[Instructions for the task] Would you copy only the lines below, beginning with the one that contains "Give me the" and running through the last entry line?

--- Start ---

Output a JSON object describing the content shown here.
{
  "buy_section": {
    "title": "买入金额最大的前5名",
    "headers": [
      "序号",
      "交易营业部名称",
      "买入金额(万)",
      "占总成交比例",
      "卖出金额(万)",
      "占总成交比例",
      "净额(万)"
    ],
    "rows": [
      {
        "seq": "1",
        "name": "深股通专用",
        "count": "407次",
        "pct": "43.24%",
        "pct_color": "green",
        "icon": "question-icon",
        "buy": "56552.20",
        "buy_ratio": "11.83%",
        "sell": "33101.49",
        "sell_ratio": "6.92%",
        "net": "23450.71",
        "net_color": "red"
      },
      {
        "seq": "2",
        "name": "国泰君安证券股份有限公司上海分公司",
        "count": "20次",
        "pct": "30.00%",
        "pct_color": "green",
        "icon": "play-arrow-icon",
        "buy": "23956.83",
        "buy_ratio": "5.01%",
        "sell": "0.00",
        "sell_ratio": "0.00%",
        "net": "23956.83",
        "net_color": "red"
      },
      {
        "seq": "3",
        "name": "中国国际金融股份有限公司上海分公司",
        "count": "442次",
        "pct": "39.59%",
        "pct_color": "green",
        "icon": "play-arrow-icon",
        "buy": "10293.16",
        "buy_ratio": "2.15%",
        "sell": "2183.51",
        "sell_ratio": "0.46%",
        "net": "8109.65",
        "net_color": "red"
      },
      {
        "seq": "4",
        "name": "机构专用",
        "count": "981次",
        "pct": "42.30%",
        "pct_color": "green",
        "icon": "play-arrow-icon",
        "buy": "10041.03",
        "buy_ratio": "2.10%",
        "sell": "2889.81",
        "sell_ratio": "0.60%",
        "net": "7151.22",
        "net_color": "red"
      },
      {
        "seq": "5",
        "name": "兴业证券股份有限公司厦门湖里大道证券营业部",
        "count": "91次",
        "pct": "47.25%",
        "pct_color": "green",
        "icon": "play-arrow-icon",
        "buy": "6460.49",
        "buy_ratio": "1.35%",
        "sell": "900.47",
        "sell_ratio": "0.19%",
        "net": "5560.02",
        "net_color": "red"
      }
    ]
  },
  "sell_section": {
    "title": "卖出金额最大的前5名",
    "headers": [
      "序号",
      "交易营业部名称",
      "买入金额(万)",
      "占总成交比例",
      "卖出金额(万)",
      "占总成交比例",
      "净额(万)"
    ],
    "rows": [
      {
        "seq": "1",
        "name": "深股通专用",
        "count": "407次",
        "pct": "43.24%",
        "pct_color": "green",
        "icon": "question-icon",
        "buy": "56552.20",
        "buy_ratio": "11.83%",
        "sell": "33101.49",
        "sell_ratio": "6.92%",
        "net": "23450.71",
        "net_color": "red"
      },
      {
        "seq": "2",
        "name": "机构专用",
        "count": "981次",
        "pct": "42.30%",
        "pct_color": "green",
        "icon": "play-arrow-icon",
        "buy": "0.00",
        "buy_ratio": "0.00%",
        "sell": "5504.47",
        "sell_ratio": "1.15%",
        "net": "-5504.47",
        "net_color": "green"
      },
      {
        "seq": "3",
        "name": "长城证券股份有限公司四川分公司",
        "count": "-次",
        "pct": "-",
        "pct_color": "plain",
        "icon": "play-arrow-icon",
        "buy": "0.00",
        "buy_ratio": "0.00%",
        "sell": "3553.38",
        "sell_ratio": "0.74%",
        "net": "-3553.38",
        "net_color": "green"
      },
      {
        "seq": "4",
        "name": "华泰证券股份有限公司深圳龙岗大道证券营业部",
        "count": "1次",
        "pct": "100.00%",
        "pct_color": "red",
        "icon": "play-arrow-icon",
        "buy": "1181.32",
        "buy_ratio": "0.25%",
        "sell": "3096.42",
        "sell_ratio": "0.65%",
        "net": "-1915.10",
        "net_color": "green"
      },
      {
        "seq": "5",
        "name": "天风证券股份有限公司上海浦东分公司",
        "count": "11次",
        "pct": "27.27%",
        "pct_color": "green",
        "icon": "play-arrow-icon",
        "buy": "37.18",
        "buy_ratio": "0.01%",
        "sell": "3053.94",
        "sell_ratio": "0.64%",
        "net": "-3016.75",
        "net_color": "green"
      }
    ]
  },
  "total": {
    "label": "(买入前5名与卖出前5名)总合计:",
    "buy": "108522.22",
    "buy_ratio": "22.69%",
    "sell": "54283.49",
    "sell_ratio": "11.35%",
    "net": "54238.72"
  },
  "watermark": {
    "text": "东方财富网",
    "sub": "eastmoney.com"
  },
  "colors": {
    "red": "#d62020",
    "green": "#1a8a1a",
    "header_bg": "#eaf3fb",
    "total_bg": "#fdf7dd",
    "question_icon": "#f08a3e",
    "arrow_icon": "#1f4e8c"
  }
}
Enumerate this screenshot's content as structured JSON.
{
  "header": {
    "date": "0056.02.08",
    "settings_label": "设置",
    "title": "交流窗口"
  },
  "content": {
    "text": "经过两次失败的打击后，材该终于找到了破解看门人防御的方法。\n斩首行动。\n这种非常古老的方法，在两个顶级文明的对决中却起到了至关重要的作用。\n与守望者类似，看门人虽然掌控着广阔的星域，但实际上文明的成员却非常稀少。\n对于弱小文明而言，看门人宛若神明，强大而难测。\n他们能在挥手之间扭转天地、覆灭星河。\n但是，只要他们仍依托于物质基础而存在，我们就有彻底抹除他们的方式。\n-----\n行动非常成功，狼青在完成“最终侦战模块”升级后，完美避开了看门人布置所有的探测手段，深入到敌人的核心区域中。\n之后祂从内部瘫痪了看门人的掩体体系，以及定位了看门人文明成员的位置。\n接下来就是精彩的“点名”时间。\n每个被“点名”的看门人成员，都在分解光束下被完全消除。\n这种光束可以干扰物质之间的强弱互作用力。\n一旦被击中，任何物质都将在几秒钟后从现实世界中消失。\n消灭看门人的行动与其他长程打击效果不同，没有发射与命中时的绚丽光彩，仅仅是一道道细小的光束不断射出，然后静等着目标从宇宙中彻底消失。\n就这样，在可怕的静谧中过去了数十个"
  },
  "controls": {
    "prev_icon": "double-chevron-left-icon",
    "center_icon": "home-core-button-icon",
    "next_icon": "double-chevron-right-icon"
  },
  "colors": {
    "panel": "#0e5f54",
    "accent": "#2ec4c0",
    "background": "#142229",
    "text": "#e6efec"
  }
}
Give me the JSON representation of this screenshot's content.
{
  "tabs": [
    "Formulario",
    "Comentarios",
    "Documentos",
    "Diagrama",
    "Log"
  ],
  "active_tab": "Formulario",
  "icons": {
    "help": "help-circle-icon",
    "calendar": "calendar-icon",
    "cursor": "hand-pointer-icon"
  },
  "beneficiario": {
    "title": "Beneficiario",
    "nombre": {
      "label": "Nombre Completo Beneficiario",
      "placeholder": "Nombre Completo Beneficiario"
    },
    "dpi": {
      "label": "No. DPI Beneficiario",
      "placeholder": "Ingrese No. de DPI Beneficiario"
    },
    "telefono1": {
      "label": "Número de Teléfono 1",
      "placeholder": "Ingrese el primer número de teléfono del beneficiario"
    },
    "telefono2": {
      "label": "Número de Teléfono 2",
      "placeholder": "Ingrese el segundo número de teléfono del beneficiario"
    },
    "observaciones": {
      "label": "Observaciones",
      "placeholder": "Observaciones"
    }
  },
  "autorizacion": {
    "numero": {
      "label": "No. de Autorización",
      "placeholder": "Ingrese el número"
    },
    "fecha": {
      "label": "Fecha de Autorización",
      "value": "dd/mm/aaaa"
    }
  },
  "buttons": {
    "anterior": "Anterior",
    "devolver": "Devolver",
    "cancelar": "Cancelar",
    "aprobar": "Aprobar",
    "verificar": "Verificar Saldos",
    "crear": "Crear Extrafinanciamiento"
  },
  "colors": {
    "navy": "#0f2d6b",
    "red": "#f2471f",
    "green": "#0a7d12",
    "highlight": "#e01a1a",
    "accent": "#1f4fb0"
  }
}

--- End ---

[Written solution]
Give me the JSON representation of this screenshot's content.
{
  "tabs": [
    "Formulario",
    "Comentarios",
    "Documentos",
    "Diagrama",
    "Log"
  ],
  "active_tab": "Formulario",
  "icons": {
    "help": "help-circle-icon",
    "calendar": "calendar-icon",
    "cursor": "hand-pointer-icon"
  },
  "beneficiario": {
    "title": "Beneficiario",
    "nombre": {
      "label": "Nombre Completo Beneficiario",
      "placeholder": "Nombre Completo Beneficiario"
    },
    "dpi": {
      "label": "No. DPI Beneficiario",
      "placeholder": "Ingrese No. de DPI Beneficiario"
    },
    "telefono1": {
      "label": "Número de Teléfono 1",
      "placeholder": "Ingrese el primer número de teléfono del beneficiario"
    },
    "telefono2": {
      "label": "Número de Teléfono 2",
      "placeholder": "Ingrese el segundo número de teléfono del beneficiario"
    },
    "observaciones": {
      "label": "Observaciones",
      "placeholder": "Observaciones"
    }
  },
  "autorizacion": {
    "numero": {
      "label": "No. de Autorización",
      "placeholder": "Ingrese el número"
    },
    "fecha": {
      "label": "Fecha de Autorización",
      "value": "dd/mm/aaaa"
    }
  },
  "buttons": {
    "anterior": "Anterior",
    "devolver": "Devolver",
    "cancelar": "Cancelar",
    "aprobar": "Aprobar",
    "verificar": "Verificar Saldos",
    "crear": "Crear Extrafinanciamiento"
  },
  "colors": {
    "navy": "#0f2d6b",
    "red": "#f2471f",
    "green": "#0a7d12",
    "highlight": "#e01a1a",
    "accent": "#1f4fb0"
  }
}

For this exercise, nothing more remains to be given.